**Source text**
┄┄┄┄┄┄

2006-08-02 Thread Gibson Jonathan

Hello,
I see we are going to focus on the mechanical rather than political 
here.



On Aug 2, 2006, at 5:25 PM, Robert Seeberger wrote:



I think I can explain explosions in the basement, though I would need
the electrical plans to the building to verify this but.

When the plane crashes into the building it is quite possible that
electrical mains on the affected floors and electrical mains feeding
floors higher in the building could be severed.
Generally, in a tall building such as the WTC buildings, the main
electrical feed (Service Entrance or Service Lateral) and switchgear
is located in the basement. When several lines are cut (and shorted
certainly), it is quite possible that rather than simply tripping, the
breakers exploded and started a fire in the basement.
Such an explosion would and could be quite energetic and extremely
loud.

I've been in a room when a main breaker suffered a direct short, and I
can tell you it is like a gunshot going off next to your head. You can
feel the shockwave internally and your hearing will be impaired for a
couple of hours. (After the TS Allison flood we had a problem with a
tripping breaker similarly where this occurred several times over 2
hours. When we were ready to try to energize the breaker for the third
time, the General Contractors people were running for the door. It is
*that* loud and *that* scary.)

┄┄┄┄┄┄

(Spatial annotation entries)
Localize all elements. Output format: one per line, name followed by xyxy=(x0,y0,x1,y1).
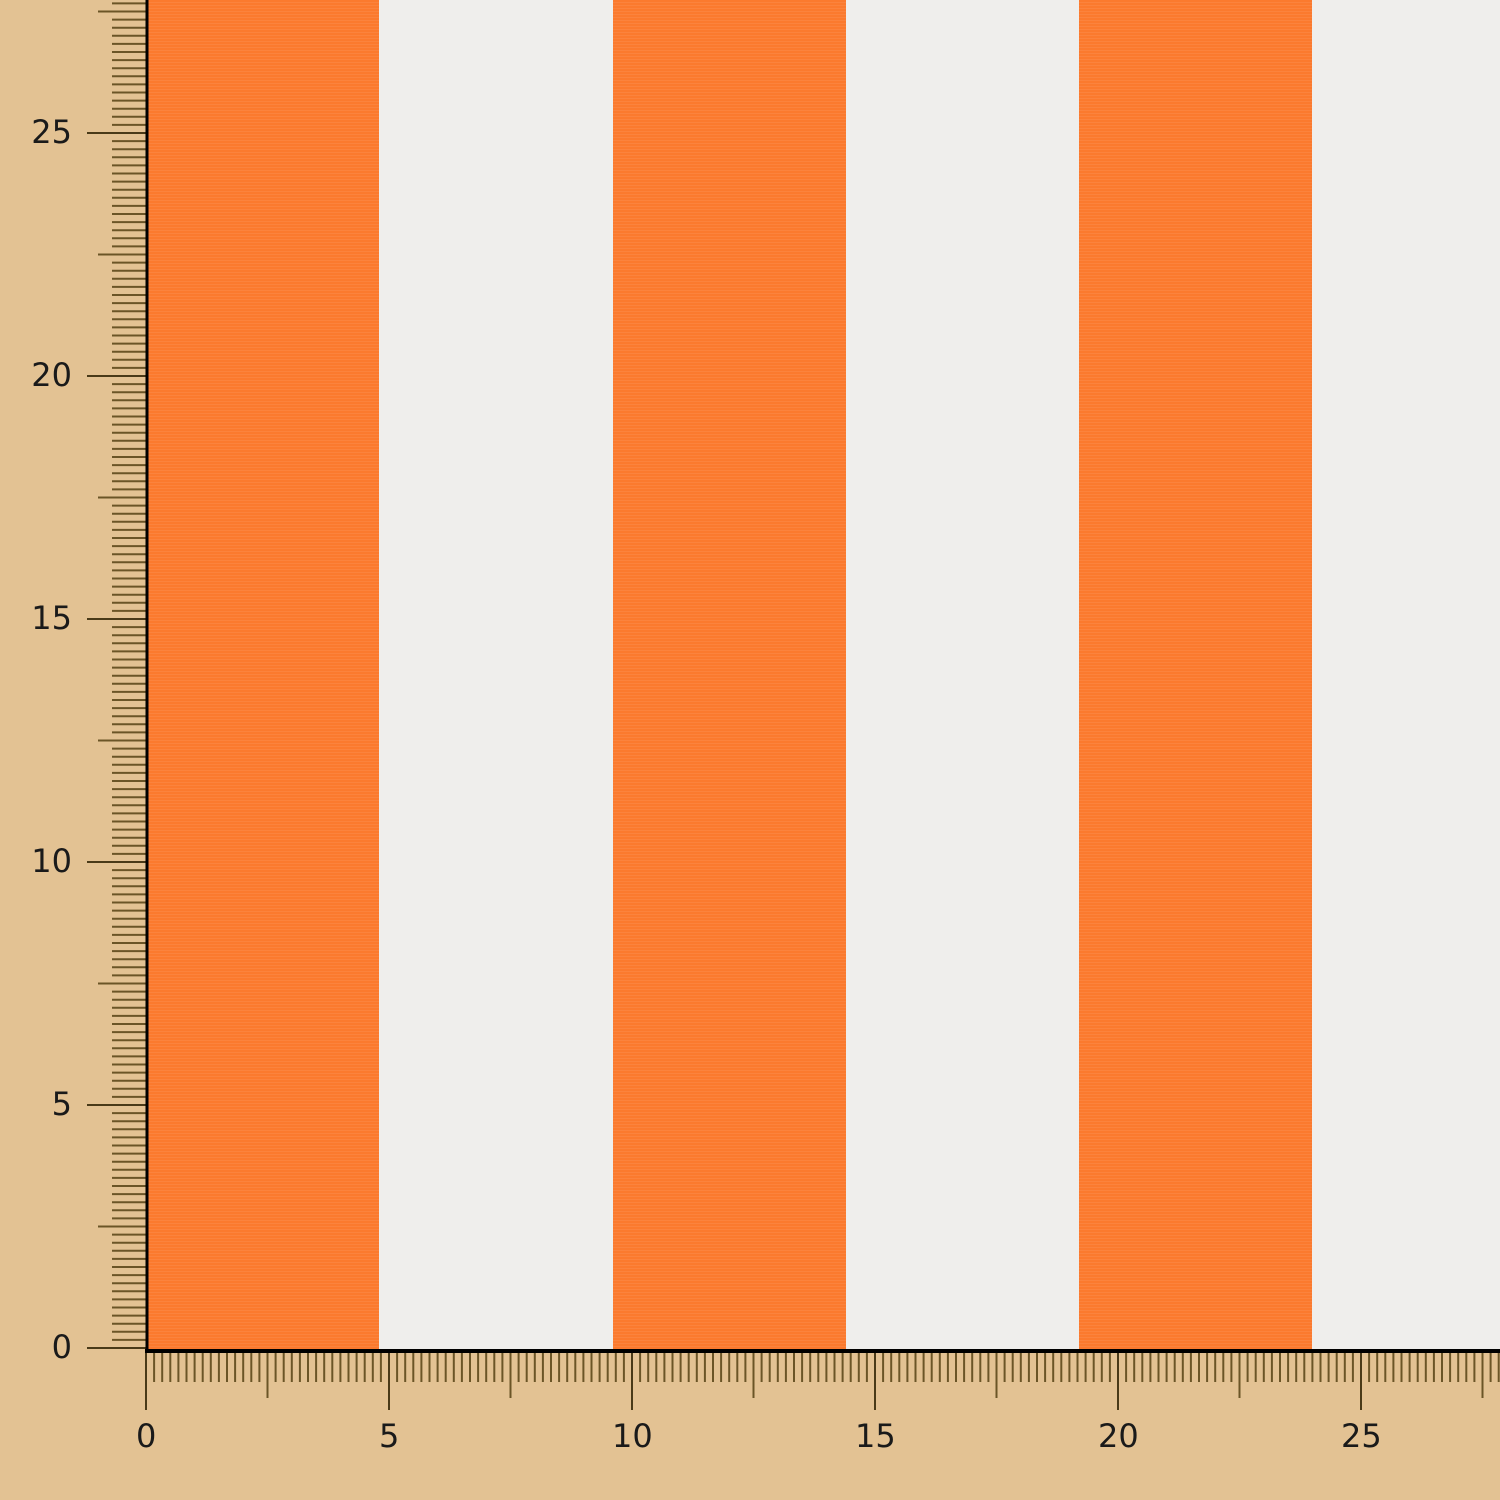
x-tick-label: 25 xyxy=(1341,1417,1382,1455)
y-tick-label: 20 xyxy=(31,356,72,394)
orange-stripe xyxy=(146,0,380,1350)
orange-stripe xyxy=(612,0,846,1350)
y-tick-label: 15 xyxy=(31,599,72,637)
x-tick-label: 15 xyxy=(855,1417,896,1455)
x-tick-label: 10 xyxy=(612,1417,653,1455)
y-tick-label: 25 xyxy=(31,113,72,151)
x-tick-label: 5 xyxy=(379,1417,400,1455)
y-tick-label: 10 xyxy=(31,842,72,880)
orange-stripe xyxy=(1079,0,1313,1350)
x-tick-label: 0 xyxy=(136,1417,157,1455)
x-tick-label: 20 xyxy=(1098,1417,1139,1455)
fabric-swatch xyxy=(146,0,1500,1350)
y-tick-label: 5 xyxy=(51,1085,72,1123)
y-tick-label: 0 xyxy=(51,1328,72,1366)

┄┄┄┄┄┄

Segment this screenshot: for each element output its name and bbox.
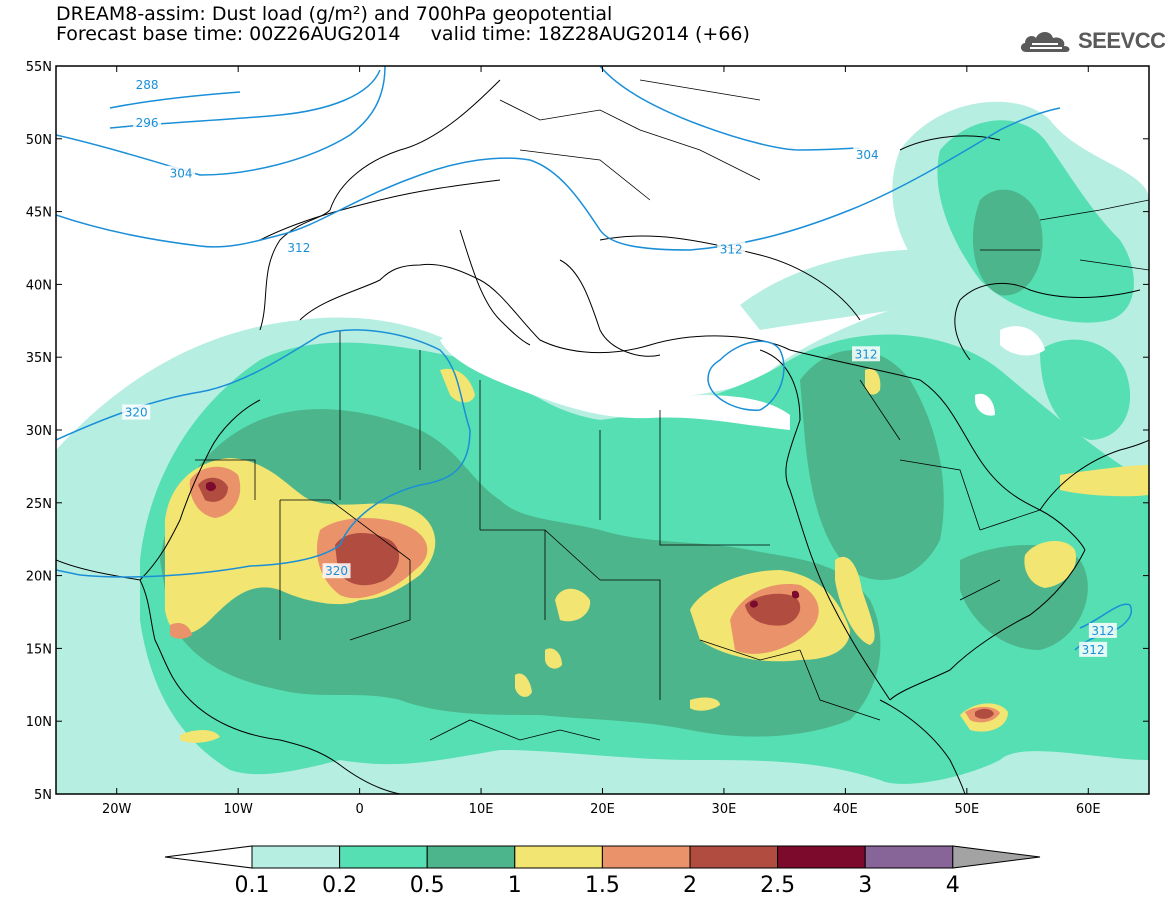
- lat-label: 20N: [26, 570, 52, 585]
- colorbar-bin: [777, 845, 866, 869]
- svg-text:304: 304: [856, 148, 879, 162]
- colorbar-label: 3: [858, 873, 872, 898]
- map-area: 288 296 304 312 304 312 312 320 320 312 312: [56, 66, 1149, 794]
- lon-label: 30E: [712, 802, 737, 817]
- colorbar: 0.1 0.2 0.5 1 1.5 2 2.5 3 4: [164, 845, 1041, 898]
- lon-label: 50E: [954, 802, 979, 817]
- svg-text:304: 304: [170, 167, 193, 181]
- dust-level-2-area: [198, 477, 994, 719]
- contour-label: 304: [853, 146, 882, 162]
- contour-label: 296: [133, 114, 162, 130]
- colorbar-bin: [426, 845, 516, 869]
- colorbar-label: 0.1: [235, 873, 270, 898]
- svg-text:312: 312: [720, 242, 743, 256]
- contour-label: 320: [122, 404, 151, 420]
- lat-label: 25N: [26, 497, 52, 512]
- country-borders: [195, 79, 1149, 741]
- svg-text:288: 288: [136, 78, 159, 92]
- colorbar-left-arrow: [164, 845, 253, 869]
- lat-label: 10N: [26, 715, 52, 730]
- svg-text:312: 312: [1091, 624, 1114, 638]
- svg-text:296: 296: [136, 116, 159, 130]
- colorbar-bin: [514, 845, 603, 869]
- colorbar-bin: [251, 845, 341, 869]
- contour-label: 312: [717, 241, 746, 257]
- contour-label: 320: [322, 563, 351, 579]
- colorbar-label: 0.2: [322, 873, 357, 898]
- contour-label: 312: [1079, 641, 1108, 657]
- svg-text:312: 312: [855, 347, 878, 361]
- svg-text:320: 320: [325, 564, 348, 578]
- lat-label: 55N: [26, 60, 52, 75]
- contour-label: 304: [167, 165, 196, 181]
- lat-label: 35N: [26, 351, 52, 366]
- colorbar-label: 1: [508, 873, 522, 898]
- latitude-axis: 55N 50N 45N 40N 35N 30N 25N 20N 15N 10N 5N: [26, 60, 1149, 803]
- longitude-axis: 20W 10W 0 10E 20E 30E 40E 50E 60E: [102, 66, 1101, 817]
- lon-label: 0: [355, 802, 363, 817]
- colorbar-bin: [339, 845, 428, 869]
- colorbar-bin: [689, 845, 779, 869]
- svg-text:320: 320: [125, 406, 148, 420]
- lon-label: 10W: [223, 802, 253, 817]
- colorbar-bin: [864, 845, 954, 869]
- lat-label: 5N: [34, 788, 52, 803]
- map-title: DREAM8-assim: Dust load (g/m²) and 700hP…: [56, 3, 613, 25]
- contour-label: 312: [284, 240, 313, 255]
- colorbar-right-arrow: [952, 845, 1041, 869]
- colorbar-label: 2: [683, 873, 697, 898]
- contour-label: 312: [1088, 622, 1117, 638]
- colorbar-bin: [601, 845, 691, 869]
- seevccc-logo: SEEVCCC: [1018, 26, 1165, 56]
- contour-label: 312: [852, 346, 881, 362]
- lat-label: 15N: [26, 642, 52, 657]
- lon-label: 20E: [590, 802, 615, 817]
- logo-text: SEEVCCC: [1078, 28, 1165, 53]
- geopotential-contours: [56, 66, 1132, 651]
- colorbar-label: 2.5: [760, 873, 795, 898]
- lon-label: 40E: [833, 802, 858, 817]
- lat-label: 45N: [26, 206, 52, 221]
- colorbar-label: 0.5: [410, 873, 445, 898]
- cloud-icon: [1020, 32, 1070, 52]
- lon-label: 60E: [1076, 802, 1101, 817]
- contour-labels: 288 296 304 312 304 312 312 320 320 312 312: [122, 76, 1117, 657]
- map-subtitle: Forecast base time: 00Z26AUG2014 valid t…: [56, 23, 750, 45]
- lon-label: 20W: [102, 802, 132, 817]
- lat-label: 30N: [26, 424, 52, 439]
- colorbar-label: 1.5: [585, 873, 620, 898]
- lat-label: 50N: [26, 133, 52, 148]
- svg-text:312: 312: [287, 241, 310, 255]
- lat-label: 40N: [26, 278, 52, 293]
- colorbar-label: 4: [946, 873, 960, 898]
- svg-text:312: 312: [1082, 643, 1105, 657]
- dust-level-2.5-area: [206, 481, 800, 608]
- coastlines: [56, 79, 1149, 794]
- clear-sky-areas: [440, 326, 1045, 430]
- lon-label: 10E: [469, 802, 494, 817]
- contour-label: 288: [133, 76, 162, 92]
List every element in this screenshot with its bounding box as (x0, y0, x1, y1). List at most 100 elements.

┄┄┄┄┄┄

**Problems and tasks**
**a)** Count the lines in the records that contain the string "level", treating uppercase and lowercase as different. Reply with the number only.
**b)** Write the next few sentences of the email about basement explosions at the WTC, picking up after its last sentence.

**Results for the exercise**
**a)** 2

**b)**
Now this is all strictly conjecture, but I can envision that after the
impact, the main for the entire building might have tripped, and
panicked maintenance people might have tried to re-energize the
building quickly. In such a situation the breaker might have exploded
spewing molten copper and plastic over the people in the area with a
plasma fireball possibly 15 to 20 feet in diameter. This would cause
very serious injuries if not death. If the voltages were in the medium
to high voltage range (4160V to 20,000 V or so) the temperature of the
plasma would be as hot as the surface of the sun. A bad situation to
find yourself in and many people have died under just such
circumstances.




OK, what you've said is reasonable except for the timing and extent of 
damage to those lower levels.  As I mentioned this is a witness telling 
how it went down as he saw it and you really ought to give it a listen.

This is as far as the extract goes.